The second step (Figure 1, Step 2) included the conversion of simulated estimates of dead wood and DBH into DWP functions. In total, 168 functions were formulated, one for each species–site type–vegetation zone combination (see Appendix A). This was done in four steps as described in

Table 1. Example of construction of one dead wood potential (DWP) function. DWP function for other broadleaved trees in forest site type 1 (herb-rich forest) and in vegetation zone 2 (southern boreal 2b) was calculated as follows: Step A: the amount of dead wood was scaled between 0 and 1 in relation to the amount at the simulation maximum point (bolded). Step B: the DBH values were scaled similarly to the dead wood. Step C: the scaled dead wood and DBH were summed at each time step (min 0, max 2). Step D: this sum was rescaled from 0 to 1 forming DWP multiplier.

Other Broadleaved Trees in Forest Site Type 1 and in Vegetation Zone 2
Simulated results	Time steps, i.e., age of trees (years), starting from 0	60	65	70	75	80	85
	Growing stock volume (m3 per hectare)	155.2	170.7	183.1	190.6	190.8	181.9
	DBH (cm)	15.4	16.0	16.5	17.0	17.5	18.0
	Dead wood volume (m3 per hectare)	4.7	7.9	13.6	23.5	39.4	63.3
Step A	Rescaled dead wood in relation to the Motti simulation maximum value (max. vol. 39.41 m3 per hectare)	0.12	0.20	0.35	0.60	1
Step B	Rescaled DBH in relation to the Motti simulation maximum value (max. DBH 17.54 cm per hectare)	0.88	0.91	0.94	0.97	1
Step C	Sum of rescaled values of dead wood and DBH at certain time step	0.99	1.11	1.29	1.57	2
Step D	DWP multiplier (minimum 0, maximum 1)	0.50	0.55	0.64	0.78	1

. In Steps A and B, the amounts of dead wood (A) and DBH (B) were scaled between 0 and 1 in relation to the amount of them at the simulation maximum point, a point where the growing stock volume started to decline. In Step C, the scaled dead wood and the DBH were summed at each time step (minimum value 0 at time step 0, maximum value 2 at time step of 80 years in the example in Table 1). In Step D, the sum was rescaled from 0 to 1. These values were eventually used for fitting the DWP functions (Figure 3, Appendix A).

**Data section:**
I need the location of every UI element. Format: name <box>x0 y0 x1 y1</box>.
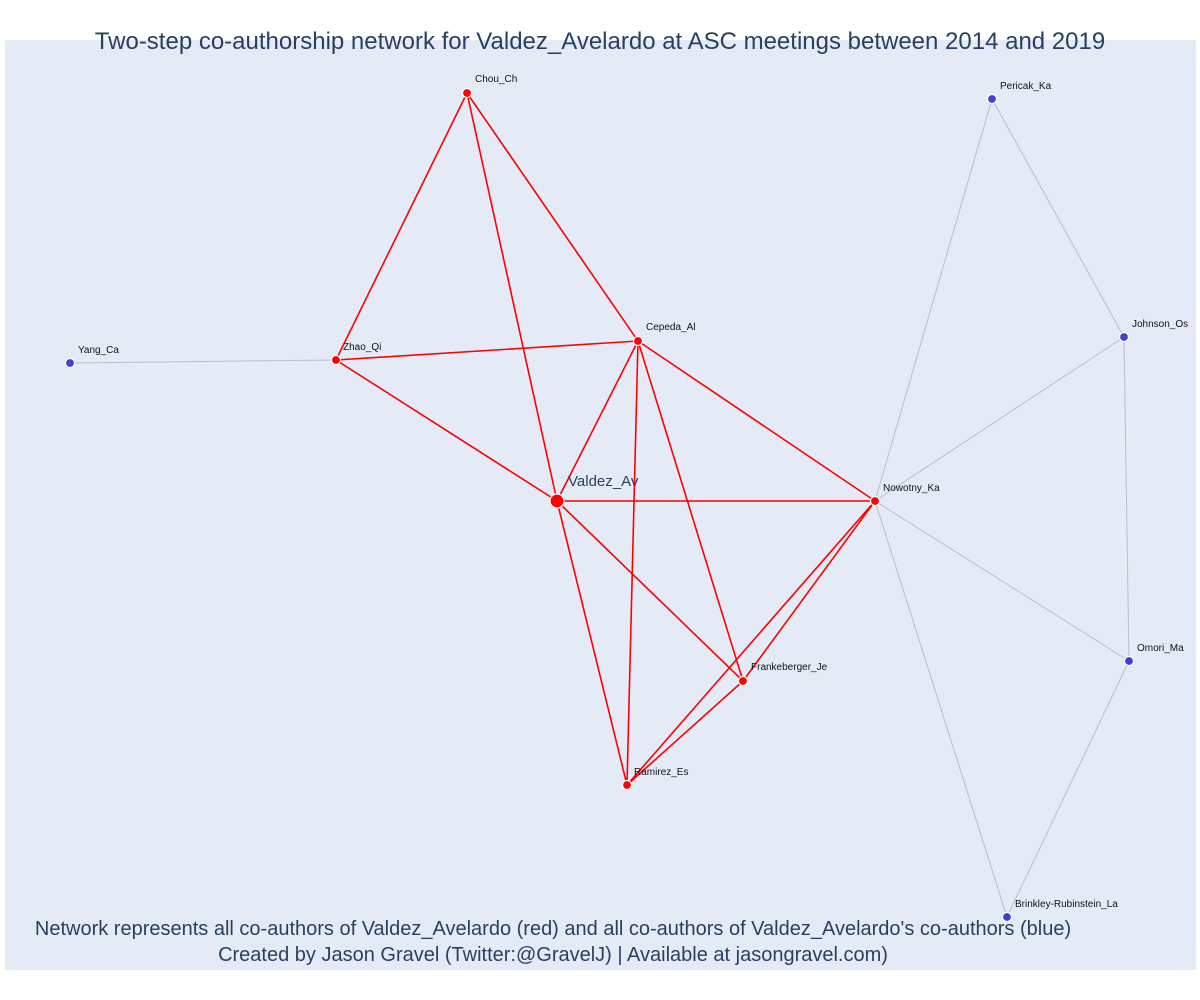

**What is needed:**
Write the next part of the excerpt on dead wood potential (DWP) functions, continuing after its final sentence.

**The response:**
Step 3 (Figure 1), required spatial forest stand data (DBH_mean and volume per hectare) as at this point the DWP functions were used to convert the stand variables into the DWP. The DWP multiplier was defined with the DWP function using the stand DBH_mean (Figure 3, Appendix A). Due to the overestimates that resulted from the extrapolation of the DWP functions, some of the DWP multipliers were unrealistically high. This was because natural forests host larger trees than commercial forests, especially for class other broadleaved trees. As we wanted to preserve the value of the large trees in natural forests, and on the other hand limit the overestimation of the DWP multiplier, its maximum was set to 2. Finally, the volume was multiplied with the DWP multiplier resulting in the DWP value. If there were more than one stratum of the same tree species in a stand, their DWP values were summed.

As an example, the stratum described in Figure 3 is Alnus incana ((L.) Moench) growing in herb-rich forests in the southern boreal zone. The DWP multiplier for DBH_mean 10 cm is approximately 0.3. When the volume is 30 m³/ha, the DWP for this is:

$$DWP=DWPmultiplier\times volume$$

(1)

where the DWP multiplier stands for the DWP function value at DBH_mean of 10 cm (here 0.3). This is multiplied with the volume (i.e., 30 m³/ha) to achieve the DWP value 0.3 × 30 = 9.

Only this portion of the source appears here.